EXERCISE TASK: Reproduce every line of the material below verbatim, omitting the pictures.

[Image element box records]
******************************
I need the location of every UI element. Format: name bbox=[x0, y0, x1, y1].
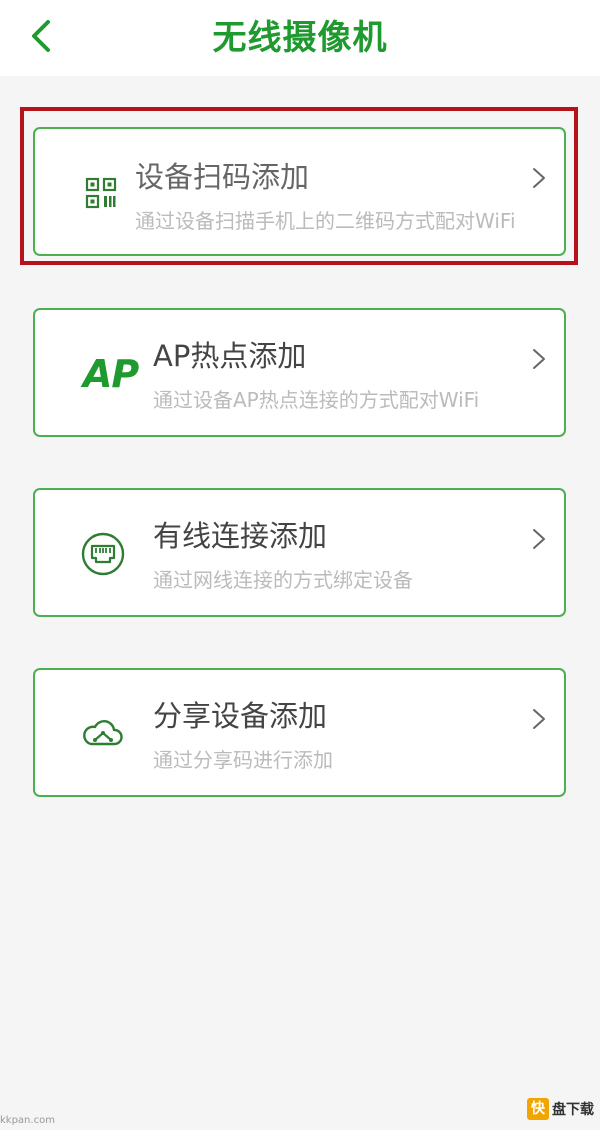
watermark-logo-mark: 快 bbox=[527, 1098, 549, 1120]
page-title: 无线摄像机 bbox=[212, 18, 388, 58]
option-title: AP热点添加 bbox=[153, 339, 307, 373]
watermark-logo-text: 盘下载 bbox=[552, 1102, 594, 1118]
option-card-ap-hotspot[interactable]: AP AP热点添加 通过设备AP热点连接的方式配对WiFi bbox=[33, 308, 566, 437]
option-card-wired[interactable]: 有线连接添加 通过网线连接的方式绑定设备 bbox=[33, 488, 566, 617]
option-title: 有线连接添加 bbox=[153, 519, 328, 553]
chevron-right-icon bbox=[533, 709, 545, 729]
watermark-logo: 快 盘下载 bbox=[527, 1096, 594, 1122]
highlight-frame bbox=[20, 107, 578, 265]
chevron-right-icon bbox=[533, 529, 545, 549]
chevron-right-icon bbox=[533, 349, 545, 369]
header-bar: 无线摄像机 bbox=[0, 0, 600, 76]
watermark-text: kkpan.com bbox=[0, 1115, 55, 1126]
option-card-share[interactable]: 分享设备添加 通过分享码进行添加 bbox=[33, 668, 566, 797]
option-title: 分享设备添加 bbox=[153, 699, 328, 733]
ap-text-icon: AP bbox=[83, 352, 139, 396]
option-description: 通过网线连接的方式绑定设备 bbox=[153, 568, 413, 592]
ethernet-port-icon bbox=[81, 532, 125, 576]
cloud-share-icon bbox=[83, 720, 123, 746]
option-description: 通过分享码进行添加 bbox=[153, 748, 333, 772]
option-description: 通过设备AP热点连接的方式配对WiFi bbox=[153, 388, 480, 412]
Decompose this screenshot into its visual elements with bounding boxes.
******************************
REPLY:
I need the location of every UI element. Format: name bbox=[x0, y0, x1, y1].
watermark-logo-mark: 快 bbox=[527, 1098, 549, 1120]
page-title: 无线摄像机 bbox=[212, 18, 388, 58]
option-title: AP热点添加 bbox=[153, 339, 307, 373]
watermark-logo-text: 盘下载 bbox=[552, 1102, 594, 1118]
option-card-ap-hotspot[interactable]: AP AP热点添加 通过设备AP热点连接的方式配对WiFi bbox=[33, 308, 566, 437]
option-card-wired[interactable]: 有线连接添加 通过网线连接的方式绑定设备 bbox=[33, 488, 566, 617]
option-title: 有线连接添加 bbox=[153, 519, 328, 553]
chevron-right-icon bbox=[533, 709, 545, 729]
watermark-logo: 快 盘下载 bbox=[527, 1096, 594, 1122]
highlight-frame bbox=[20, 107, 578, 265]
chevron-right-icon bbox=[533, 529, 545, 549]
chevron-right-icon bbox=[533, 349, 545, 369]
header-bar: 无线摄像机 bbox=[0, 0, 600, 76]
watermark-text: kkpan.com bbox=[0, 1115, 55, 1126]
option-card-share[interactable]: 分享设备添加 通过分享码进行添加 bbox=[33, 668, 566, 797]
option-title: 分享设备添加 bbox=[153, 699, 328, 733]
ap-text-icon: AP bbox=[83, 352, 139, 396]
option-description: 通过网线连接的方式绑定设备 bbox=[153, 568, 413, 592]
ethernet-port-icon bbox=[81, 532, 125, 576]
cloud-share-icon bbox=[83, 720, 123, 746]
option-description: 通过分享码进行添加 bbox=[153, 748, 333, 772]
option-description: 通过设备AP热点连接的方式配对WiFi bbox=[153, 388, 480, 412]
Decompose this screenshot into its visual elements with bounding boxes.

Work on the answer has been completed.